··· Stored records ···

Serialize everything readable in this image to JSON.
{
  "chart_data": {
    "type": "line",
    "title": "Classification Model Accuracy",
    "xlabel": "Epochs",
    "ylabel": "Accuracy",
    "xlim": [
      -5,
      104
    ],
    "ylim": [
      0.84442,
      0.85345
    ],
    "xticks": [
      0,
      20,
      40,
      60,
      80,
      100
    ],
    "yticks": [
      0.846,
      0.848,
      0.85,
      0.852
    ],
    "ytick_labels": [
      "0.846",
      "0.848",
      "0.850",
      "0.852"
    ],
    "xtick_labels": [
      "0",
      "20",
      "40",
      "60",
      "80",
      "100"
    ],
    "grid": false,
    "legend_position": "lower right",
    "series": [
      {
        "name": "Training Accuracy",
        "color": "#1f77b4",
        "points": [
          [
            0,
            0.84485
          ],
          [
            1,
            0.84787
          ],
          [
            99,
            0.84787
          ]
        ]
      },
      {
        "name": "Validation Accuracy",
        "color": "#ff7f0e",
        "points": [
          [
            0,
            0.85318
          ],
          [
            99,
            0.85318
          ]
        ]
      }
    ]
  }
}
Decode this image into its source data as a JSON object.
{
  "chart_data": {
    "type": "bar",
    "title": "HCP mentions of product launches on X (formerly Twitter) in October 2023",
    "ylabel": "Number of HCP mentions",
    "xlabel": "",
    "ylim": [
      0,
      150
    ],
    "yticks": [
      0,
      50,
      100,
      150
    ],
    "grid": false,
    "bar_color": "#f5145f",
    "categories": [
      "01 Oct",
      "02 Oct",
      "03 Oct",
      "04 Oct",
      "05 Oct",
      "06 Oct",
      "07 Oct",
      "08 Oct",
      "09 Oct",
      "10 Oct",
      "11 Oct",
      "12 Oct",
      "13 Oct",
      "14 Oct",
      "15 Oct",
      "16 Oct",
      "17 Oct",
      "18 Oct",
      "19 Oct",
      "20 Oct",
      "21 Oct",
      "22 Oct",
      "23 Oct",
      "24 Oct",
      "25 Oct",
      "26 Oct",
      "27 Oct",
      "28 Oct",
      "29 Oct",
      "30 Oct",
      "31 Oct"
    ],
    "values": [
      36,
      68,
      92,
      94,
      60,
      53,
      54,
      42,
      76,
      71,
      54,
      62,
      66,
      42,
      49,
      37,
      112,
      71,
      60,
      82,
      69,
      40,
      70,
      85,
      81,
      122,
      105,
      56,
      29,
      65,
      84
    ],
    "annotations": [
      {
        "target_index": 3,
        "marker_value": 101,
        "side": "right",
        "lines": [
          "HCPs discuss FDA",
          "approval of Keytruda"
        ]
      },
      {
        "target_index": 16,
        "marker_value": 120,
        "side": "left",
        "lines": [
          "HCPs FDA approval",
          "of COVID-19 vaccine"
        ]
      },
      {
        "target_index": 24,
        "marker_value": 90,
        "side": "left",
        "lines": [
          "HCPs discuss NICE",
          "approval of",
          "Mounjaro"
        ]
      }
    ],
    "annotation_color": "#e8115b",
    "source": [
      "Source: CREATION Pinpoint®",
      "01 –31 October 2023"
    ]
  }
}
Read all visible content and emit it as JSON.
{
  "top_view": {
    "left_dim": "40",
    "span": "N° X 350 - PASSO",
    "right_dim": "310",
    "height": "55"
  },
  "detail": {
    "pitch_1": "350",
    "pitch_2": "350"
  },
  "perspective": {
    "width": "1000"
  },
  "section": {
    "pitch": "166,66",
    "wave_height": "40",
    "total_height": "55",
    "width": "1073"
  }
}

···

- Task requirements: Transcribe each entry precisely, missing none.

- The response:
Serialize everything readable in this image to JSON.
{
  "chart_data": {
    "type": "line",
    "title": "Classification Model Accuracy",
    "xlabel": "Epochs",
    "ylabel": "Accuracy",
    "xlim": [
      -5,
      104
    ],
    "ylim": [
      0.84442,
      0.85345
    ],
    "xticks": [
      0,
      20,
      40,
      60,
      80,
      100
    ],
    "yticks": [
      0.846,
      0.848,
      0.85,
      0.852
    ],
    "ytick_labels": [
      "0.846",
      "0.848",
      "0.850",
      "0.852"
    ],
    "xtick_labels": [
      "0",
      "20",
      "40",
      "60",
      "80",
      "100"
    ],
    "grid": false,
    "legend_position": "lower right",
    "series": [
      {
        "name": "Training Accuracy",
        "color": "#1f77b4",
        "points": [
          [
            0,
            0.84485
          ],
          [
            1,
            0.84787
          ],
          [
            99,
            0.84787
          ]
        ]
      },
      {
        "name": "Validation Accuracy",
        "color": "#ff7f0e",
        "points": [
          [
            0,
            0.85318
          ],
          [
            99,
            0.85318
          ]
        ]
      }
    ]
  }
}
Decode this image into its source data as a JSON object.
{
  "chart_data": {
    "type": "bar",
    "title": "HCP mentions of product launches on X (formerly Twitter) in October 2023",
    "ylabel": "Number of HCP mentions",
    "xlabel": "",
    "ylim": [
      0,
      150
    ],
    "yticks": [
      0,
      50,
      100,
      150
    ],
    "grid": false,
    "bar_color": "#f5145f",
    "categories": [
      "01 Oct",
      "02 Oct",
      "03 Oct",
      "04 Oct",
      "05 Oct",
      "06 Oct",
      "07 Oct",
      "08 Oct",
      "09 Oct",
      "10 Oct",
      "11 Oct",
      "12 Oct",
      "13 Oct",
      "14 Oct",
      "15 Oct",
      "16 Oct",
      "17 Oct",
      "18 Oct",
      "19 Oct",
      "20 Oct",
      "21 Oct",
      "22 Oct",
      "23 Oct",
      "24 Oct",
      "25 Oct",
      "26 Oct",
      "27 Oct",
      "28 Oct",
      "29 Oct",
      "30 Oct",
      "31 Oct"
    ],
    "values": [
      36,
      68,
      92,
      94,
      60,
      53,
      54,
      42,
      76,
      71,
      54,
      62,
      66,
      42,
      49,
      37,
      112,
      71,
      60,
      82,
      69,
      40,
      70,
      85,
      81,
      122,
      105,
      56,
      29,
      65,
      84
    ],
    "annotations": [
      {
        "target_index": 3,
        "marker_value": 101,
        "side": "right",
        "lines": [
          "HCPs discuss FDA",
          "approval of Keytruda"
        ]
      },
      {
        "target_index": 16,
        "marker_value": 120,
        "side": "left",
        "lines": [
          "HCPs FDA approval",
          "of COVID-19 vaccine"
        ]
      },
      {
        "target_index": 24,
        "marker_value": 90,
        "side": "left",
        "lines": [
          "HCPs discuss NICE",
          "approval of",
          "Mounjaro"
        ]
      }
    ],
    "annotation_color": "#e8115b",
    "source": [
      "Source: CREATION Pinpoint®",
      "01 –31 October 2023"
    ]
  }
}
Read all visible content and emit it as JSON.
{
  "top_view": {
    "left_dim": "40",
    "span": "N° X 350 - PASSO",
    "right_dim": "310",
    "height": "55"
  },
  "detail": {
    "pitch_1": "350",
    "pitch_2": "350"
  },
  "perspective": {
    "width": "1000"
  },
  "section": {
    "pitch": "166,66",
    "wave_height": "40",
    "total_height": "55",
    "width": "1073"
  }
}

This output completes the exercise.